## The exercise
Count how many lines in the material below hold the word "screenshot"; the reply is that number alone.
<<<<
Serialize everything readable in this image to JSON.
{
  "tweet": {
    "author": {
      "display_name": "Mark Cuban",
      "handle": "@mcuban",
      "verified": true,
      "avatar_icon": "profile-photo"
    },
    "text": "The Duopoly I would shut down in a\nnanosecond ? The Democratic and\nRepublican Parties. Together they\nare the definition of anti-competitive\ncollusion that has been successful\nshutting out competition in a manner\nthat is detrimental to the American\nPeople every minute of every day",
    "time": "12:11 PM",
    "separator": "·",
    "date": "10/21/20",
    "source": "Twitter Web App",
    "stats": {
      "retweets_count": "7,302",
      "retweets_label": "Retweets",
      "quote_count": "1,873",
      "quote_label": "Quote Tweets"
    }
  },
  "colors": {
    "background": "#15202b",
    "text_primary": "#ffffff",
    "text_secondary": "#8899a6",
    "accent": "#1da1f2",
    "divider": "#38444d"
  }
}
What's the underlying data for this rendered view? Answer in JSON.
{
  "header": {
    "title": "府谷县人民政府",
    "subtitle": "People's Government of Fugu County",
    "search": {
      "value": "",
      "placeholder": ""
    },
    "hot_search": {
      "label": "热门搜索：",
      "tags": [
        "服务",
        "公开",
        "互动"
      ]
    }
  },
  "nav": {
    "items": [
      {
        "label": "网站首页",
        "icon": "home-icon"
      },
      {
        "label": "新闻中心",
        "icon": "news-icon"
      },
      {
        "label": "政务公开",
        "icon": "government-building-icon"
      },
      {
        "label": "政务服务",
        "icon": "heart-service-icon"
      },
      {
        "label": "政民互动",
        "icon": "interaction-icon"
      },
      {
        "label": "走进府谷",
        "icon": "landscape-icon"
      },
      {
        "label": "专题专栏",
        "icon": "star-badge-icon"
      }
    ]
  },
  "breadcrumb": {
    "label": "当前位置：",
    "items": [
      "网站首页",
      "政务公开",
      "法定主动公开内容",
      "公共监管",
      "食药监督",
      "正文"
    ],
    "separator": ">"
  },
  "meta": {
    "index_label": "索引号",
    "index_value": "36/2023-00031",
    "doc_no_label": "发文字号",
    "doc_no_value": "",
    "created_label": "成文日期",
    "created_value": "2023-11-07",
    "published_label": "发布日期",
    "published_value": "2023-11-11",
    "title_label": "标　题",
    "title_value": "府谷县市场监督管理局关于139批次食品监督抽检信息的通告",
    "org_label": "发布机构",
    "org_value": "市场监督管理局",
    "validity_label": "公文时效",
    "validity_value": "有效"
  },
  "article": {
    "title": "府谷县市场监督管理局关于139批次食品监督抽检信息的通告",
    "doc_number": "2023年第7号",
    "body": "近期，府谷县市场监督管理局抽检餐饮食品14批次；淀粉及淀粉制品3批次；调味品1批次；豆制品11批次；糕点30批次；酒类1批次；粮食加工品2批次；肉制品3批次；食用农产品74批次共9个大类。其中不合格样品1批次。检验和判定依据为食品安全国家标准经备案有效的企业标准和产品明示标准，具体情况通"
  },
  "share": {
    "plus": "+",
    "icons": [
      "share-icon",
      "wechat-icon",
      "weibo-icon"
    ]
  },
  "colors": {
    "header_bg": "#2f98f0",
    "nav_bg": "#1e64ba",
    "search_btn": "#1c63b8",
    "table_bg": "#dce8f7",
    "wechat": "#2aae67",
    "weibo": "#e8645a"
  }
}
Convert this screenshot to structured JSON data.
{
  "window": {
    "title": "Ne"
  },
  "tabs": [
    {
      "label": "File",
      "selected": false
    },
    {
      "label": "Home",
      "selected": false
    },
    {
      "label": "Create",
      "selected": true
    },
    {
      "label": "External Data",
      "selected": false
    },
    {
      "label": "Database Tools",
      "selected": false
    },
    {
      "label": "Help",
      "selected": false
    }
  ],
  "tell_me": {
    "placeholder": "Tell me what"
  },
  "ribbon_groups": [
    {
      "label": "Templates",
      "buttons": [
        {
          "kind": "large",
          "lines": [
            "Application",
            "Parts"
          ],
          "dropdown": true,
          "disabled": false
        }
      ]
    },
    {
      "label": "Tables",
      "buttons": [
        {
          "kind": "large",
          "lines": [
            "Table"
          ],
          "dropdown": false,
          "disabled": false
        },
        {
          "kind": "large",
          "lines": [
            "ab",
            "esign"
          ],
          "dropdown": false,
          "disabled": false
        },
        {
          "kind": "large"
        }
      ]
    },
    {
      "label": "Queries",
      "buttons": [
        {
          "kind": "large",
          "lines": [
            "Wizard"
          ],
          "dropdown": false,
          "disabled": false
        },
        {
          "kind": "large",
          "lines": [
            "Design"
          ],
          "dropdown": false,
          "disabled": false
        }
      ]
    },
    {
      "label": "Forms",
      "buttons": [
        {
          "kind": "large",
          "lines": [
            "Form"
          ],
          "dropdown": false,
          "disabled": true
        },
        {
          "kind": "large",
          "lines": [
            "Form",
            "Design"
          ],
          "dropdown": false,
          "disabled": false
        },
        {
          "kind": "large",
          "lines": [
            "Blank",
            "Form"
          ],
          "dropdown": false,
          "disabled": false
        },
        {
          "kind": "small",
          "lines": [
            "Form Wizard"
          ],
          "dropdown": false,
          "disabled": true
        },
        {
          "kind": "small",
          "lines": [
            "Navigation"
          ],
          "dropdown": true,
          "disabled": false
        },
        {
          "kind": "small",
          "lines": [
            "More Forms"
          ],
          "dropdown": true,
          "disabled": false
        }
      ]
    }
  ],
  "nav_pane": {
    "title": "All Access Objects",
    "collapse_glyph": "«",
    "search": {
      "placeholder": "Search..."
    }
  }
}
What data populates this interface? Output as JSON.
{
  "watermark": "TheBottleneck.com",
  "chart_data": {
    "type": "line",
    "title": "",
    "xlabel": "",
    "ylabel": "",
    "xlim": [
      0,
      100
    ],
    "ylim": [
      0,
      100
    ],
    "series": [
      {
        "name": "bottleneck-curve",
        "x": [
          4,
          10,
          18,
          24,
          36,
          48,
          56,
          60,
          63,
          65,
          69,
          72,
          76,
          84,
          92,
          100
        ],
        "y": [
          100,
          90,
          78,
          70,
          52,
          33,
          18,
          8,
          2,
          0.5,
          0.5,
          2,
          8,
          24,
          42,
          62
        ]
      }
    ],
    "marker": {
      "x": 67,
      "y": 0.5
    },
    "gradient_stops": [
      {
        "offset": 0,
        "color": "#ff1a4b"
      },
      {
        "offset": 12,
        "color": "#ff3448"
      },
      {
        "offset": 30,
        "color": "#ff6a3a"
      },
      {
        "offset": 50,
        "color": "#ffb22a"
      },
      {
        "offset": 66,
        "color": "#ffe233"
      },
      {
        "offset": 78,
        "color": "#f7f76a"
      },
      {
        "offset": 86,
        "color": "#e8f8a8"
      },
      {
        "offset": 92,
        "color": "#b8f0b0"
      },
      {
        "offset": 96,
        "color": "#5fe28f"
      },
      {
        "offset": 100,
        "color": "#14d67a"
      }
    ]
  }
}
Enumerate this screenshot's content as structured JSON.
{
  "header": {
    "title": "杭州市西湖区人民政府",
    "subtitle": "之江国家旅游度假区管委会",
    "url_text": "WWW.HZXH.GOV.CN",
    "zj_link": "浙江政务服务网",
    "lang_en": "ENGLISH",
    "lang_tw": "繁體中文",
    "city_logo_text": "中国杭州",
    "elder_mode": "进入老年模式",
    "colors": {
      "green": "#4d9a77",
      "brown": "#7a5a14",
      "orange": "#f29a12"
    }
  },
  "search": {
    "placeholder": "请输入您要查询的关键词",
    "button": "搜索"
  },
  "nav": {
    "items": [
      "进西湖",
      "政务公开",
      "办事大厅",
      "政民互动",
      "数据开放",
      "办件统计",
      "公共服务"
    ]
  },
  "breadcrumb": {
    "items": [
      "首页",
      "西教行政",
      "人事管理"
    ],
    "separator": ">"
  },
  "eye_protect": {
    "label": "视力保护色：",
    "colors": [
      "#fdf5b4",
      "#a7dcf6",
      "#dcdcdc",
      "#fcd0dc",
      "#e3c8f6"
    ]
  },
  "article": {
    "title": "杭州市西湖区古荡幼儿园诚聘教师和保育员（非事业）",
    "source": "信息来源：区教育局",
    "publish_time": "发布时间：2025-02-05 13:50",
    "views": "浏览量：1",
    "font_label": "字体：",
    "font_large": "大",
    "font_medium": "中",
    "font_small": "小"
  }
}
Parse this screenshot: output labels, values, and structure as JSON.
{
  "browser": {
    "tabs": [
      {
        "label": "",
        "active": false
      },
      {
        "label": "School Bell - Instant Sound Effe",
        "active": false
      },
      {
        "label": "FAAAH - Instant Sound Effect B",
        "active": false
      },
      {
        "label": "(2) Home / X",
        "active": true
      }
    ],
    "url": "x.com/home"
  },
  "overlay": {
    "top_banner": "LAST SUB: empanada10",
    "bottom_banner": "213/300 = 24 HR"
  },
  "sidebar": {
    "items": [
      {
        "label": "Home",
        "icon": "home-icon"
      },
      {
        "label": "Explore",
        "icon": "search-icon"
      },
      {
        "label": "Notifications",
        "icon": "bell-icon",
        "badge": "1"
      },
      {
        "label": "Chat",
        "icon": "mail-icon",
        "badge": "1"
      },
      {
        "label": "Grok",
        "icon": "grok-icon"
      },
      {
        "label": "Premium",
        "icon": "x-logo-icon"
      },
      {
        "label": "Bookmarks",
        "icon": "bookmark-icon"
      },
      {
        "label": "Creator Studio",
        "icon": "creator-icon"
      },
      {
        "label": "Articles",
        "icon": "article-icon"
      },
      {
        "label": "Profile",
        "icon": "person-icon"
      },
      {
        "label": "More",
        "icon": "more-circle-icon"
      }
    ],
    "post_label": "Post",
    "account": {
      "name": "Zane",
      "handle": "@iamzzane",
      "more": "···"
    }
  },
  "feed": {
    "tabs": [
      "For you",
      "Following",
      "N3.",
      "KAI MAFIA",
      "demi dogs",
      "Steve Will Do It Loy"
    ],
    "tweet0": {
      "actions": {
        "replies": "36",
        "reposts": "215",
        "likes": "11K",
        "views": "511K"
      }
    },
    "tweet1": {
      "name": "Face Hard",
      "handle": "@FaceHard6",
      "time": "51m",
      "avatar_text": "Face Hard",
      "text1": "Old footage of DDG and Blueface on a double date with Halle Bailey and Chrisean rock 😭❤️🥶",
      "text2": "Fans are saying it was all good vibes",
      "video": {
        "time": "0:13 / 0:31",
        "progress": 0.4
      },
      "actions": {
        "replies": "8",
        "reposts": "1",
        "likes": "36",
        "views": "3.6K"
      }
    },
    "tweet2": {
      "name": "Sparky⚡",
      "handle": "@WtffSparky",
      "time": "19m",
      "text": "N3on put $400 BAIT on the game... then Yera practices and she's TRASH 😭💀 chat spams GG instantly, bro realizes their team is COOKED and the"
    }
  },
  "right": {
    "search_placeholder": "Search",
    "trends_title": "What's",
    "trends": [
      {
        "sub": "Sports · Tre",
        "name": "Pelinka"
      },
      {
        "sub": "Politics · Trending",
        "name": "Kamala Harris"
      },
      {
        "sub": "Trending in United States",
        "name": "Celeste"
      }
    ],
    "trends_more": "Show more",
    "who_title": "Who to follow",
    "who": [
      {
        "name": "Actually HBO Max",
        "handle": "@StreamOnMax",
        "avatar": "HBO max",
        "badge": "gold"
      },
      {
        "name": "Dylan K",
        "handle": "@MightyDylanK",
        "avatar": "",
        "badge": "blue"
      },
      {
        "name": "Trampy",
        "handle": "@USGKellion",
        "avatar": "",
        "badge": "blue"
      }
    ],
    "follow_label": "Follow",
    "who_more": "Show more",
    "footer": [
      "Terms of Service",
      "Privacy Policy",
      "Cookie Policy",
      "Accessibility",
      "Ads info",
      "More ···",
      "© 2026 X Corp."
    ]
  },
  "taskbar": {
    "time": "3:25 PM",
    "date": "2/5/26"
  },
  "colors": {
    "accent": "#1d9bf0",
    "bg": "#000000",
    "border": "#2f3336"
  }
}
>>>>
## Written solution
3